Begin Stored records
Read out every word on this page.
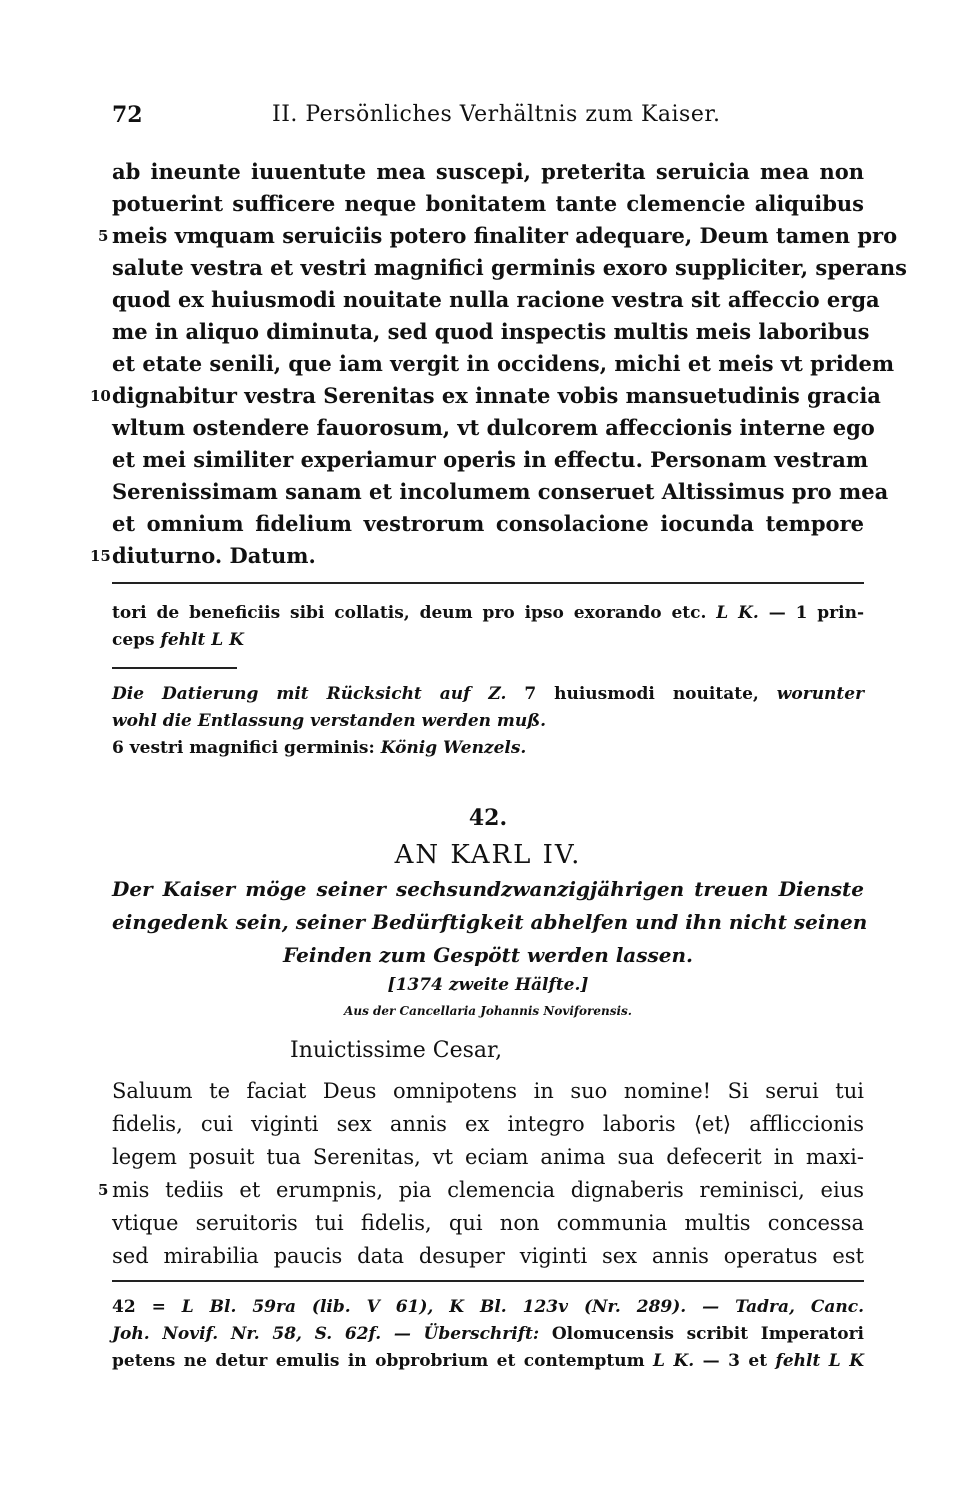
72	II. Persönliches Verhältnis zum Kaiser.
ab ineunte iuuentute mea suscepi, preterita seruicia mea non
potuerint sufficere neque bonitatem tante clemencie aliquibus
5 meis vmquam seruiciis potero finaliter adequare, Deum tamen pro
salute vestra et vestri magnifici germinis exoro suppliciter, sperans
quod ex huiusmodi nouitate nulla racione vestra sit affeccio erga
me in aliquo diminuta, sed quod inspectis multis meis laboribus
et etate senili, que iam vergit in occidens, michi et meis vt pridem
10 dignabitur vestra Serenitas ex innate vobis mansuetudinis gracia
wltum ostendere fauorosum, vt dulcorem affeccionis interne ego
et mei similiter experiamur operis in effectu. Personam vestram
Serenissimam sanam et incolumem conseruet Altissimus pro mea
et omnium fidelium vestrorum consolacione iocunda tempore
15 diuturno. Datum.
tori de beneficiis sibi collatis, deum pro ipso exorando etc. L K. — 1 prin-
ceps fehlt L K
Die Datierung mit Rücksicht auf Z. 7 huiusmodi nouitate, worunter
wohl die Entlassung verstanden werden muß.
6 vestri magnifici germinis: König Wenzels.
42.
AN KARL IV.
Der Kaiser möge seiner sechsundzwanzigjährigen treuen Dienste
eingedenk sein, seiner Bedürftigkeit abhelfen und ihn nicht seinen
Feinden zum Gespött werden lassen.
[1374 zweite Hälfte.]
Aus der Cancellaria Johannis Noviforensis.
Inuictissime Cesar,
Saluum te faciat Deus omnipotens in suo nomine! Si serui tui
fidelis, cui viginti sex annis ex integro laboris ⟨et⟩ affliccionis
legem posuit tua Serenitas, vt eciam anima sua defecerit in maxi-
5 mis tediis et erumpnis, pia clemencia dignaberis reminisci, eius
vtique seruitoris tui fidelis, qui non communia multis concessa
sed mirabilia paucis data desuper viginti sex annis operatus est
42 = L Bl. 59ra (lib. V 61), K Bl. 123v (Nr. 289). — Tadra, Canc.
Joh. Novif. Nr. 58, S. 62f. — Überschrift: Olomucensis scribit Imperatori
petens ne detur emulis in obprobrium et contemptum L K. — 3 et fehlt L K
End Stored records
### Exercise requirements
Filter the records above and return every line that holds the word "viginti".

### The output
fidelis, cui viginti sex annis ex integro laboris ⟨et⟩ affliccionis
sed mirabilia paucis data desuper viginti sex annis operatus est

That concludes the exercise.